* _Trecho selecionado_
┄┄┄┄┄┄
Tomando-se a definição de que o gênero é “um elemento constitutivo das relações sociais baseado nas diferenças percebidas entre os sexos; o gênero é uma forma primeira de significar as relações de poder” (SCOTT, 1990, p. 86.). Dessa forma, o gênero é fruto de uma construção social dos sentidos atribuídos às diferenças entre os sexos.

O gênero é uma das formas, a primária, de se significar as relações de poder entre homens e mulheres. Relações hierárquicas e assimétricas produzem um polo dominador e outro submetido, transformando as diferenças em desigualdades. Na cultura atual, observa-se que homens, brancos e heterossexuais são especialmente postos no polo da dominação, enquanto as mulheres e os homens não brancos e não heterossexuais, no polo submetido.

Com base em Scott (1990), pode-se compreender que a expressão de gênero foi desenvolvida com base em discursos organizados em um sistema de significados disponíveis aos indivíduos, de forma a darem sentido ao que é considerado como próprio do feminino e do masculino. O corpo é a pessoa e, como tal, revela toda a condição expressiva da pessoa.

Desde os primeiros anos de vida a tessitura do gênero já está sendo posta. A criança vai aprendendo, através da socialização, como é ‘ser menino’ e como é ‘ser menina’. A partir da sua relação com a cultura a criança vai construindo sua expressão de gênero. Por meio do corpo e dos movimentos, bem como pelas palavras, a criança vai construindo-se enquanto ser no mundo.
┄┄┄┄┄┄
* _Registros de dados_
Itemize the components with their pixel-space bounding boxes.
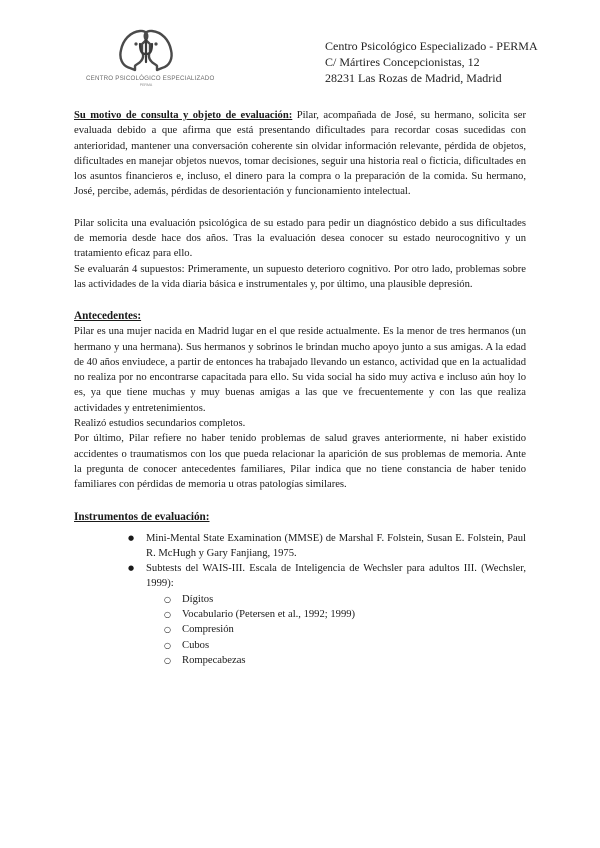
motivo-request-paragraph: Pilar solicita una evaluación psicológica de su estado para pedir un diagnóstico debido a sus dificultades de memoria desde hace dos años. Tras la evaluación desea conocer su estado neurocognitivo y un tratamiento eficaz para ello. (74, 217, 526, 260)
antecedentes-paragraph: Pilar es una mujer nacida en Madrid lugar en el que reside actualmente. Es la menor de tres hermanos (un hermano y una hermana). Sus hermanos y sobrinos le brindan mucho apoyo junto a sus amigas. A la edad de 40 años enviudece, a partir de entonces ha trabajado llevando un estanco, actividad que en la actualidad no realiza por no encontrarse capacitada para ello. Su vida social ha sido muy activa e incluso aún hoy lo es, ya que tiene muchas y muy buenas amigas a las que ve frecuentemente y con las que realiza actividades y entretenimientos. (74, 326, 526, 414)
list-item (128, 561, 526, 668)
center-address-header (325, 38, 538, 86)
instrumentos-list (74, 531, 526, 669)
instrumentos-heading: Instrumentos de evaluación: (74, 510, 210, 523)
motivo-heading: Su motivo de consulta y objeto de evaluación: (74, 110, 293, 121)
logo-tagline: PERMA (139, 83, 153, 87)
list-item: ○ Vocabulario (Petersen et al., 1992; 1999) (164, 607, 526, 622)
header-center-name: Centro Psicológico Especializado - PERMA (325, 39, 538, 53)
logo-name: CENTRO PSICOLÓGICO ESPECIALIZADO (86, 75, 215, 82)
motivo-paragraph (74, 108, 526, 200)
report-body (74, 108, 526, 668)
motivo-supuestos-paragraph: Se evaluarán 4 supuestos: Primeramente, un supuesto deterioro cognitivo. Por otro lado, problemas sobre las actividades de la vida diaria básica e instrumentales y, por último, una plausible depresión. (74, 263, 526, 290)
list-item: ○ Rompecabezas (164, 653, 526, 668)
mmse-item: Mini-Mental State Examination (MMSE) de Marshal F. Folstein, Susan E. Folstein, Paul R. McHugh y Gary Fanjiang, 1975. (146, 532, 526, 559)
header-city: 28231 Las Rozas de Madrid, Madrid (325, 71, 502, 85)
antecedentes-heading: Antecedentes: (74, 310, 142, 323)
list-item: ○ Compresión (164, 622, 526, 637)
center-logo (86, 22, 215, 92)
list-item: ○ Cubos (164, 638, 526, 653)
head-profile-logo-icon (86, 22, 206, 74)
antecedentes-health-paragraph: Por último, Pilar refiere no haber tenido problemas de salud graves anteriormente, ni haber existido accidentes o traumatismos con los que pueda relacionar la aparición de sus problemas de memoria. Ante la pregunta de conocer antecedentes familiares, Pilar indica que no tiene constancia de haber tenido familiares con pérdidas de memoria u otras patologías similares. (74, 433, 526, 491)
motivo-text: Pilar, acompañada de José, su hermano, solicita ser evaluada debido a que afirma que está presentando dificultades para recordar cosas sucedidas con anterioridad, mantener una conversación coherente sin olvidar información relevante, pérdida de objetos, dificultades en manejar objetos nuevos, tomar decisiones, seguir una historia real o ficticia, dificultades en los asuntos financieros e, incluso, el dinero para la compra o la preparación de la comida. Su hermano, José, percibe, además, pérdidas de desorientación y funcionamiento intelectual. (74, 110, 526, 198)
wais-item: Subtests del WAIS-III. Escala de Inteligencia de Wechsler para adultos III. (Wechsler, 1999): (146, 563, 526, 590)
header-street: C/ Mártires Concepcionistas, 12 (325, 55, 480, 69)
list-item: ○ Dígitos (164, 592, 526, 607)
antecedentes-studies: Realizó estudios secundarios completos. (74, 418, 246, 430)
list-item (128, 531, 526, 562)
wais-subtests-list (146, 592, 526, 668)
┄┄┄┄┄┄
* _Tarefa escrita_
De acordo com o texto sobre gênero e relações de poder, por meio de quais elementos a criança vai construindo-se enquanto ser no mundo? Enumere todos. As linhas não têm nenhum papel neste trabalho.

* _Resolução da tarefa_
- o corpo
- os movimentos
- as palavras